» **WHAT YOU ARE ASKED TO DO**: Identify each line below that contains the word "some", and copy it out.

(Data records)

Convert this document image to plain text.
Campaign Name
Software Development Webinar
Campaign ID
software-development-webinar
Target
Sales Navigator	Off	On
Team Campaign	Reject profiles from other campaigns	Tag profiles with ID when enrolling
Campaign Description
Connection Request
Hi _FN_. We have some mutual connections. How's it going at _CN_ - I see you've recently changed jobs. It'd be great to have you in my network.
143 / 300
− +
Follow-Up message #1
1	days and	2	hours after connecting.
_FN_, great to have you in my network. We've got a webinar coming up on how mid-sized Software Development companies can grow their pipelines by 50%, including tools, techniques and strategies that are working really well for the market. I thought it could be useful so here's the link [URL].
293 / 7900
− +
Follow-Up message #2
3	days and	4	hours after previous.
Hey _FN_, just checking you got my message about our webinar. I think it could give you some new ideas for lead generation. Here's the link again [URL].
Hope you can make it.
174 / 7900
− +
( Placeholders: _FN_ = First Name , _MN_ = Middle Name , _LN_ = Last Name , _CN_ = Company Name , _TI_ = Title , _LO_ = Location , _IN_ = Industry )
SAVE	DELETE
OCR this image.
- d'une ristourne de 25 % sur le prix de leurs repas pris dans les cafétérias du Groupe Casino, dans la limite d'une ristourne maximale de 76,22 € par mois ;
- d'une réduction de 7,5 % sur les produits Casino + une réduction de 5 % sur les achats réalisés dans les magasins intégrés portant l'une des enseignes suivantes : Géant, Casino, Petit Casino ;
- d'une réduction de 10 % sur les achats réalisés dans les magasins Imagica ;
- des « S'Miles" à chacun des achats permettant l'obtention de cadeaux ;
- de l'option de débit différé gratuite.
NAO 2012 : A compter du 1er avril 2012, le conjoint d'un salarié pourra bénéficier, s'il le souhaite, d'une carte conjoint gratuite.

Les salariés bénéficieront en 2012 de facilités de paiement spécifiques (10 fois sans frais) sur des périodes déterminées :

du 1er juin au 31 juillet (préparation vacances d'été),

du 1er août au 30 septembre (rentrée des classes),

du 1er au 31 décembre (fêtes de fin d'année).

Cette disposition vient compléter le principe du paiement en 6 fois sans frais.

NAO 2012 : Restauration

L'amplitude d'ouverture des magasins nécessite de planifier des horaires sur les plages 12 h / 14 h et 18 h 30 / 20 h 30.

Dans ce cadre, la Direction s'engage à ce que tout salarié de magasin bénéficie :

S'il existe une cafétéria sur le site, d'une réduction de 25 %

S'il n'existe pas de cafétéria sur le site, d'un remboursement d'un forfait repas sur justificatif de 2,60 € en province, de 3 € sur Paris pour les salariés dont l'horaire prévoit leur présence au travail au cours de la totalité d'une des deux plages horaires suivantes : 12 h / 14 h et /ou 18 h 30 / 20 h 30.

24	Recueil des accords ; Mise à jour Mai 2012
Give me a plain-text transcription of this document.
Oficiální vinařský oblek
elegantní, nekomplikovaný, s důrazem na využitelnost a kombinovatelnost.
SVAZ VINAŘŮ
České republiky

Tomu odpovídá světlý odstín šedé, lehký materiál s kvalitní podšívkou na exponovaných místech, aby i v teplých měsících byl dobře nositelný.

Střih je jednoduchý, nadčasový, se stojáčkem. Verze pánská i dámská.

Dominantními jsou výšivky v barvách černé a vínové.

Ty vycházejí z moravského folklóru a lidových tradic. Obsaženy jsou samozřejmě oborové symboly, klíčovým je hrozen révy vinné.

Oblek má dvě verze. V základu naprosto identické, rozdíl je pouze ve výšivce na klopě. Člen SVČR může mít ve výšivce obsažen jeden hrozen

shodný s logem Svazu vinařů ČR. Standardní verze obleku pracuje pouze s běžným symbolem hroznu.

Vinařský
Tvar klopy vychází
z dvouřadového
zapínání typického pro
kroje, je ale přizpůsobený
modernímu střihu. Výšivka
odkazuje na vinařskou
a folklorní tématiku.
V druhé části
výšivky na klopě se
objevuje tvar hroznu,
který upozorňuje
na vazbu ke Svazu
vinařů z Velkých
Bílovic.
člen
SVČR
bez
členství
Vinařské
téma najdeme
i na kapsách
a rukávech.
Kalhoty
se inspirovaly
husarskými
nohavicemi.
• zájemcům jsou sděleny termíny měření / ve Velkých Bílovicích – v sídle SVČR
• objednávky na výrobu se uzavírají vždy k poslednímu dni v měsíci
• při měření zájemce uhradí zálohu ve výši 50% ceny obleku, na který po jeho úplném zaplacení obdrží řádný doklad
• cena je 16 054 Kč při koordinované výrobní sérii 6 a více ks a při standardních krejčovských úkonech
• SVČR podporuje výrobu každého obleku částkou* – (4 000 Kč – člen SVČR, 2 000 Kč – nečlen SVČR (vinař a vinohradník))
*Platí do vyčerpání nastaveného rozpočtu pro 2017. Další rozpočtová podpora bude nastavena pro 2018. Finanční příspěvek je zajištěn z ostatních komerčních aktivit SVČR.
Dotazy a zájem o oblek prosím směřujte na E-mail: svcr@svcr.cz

» **TASK RESPONSE**:
Hi _FN_. We have some mutual connections. How's it going at _CN_ - I see you've recently changed jobs. It'd be great to have you in my network.
Hey _FN_, just checking you got my message about our webinar. I think it could give you some new ideas for lead generation. Here's the link again [URL].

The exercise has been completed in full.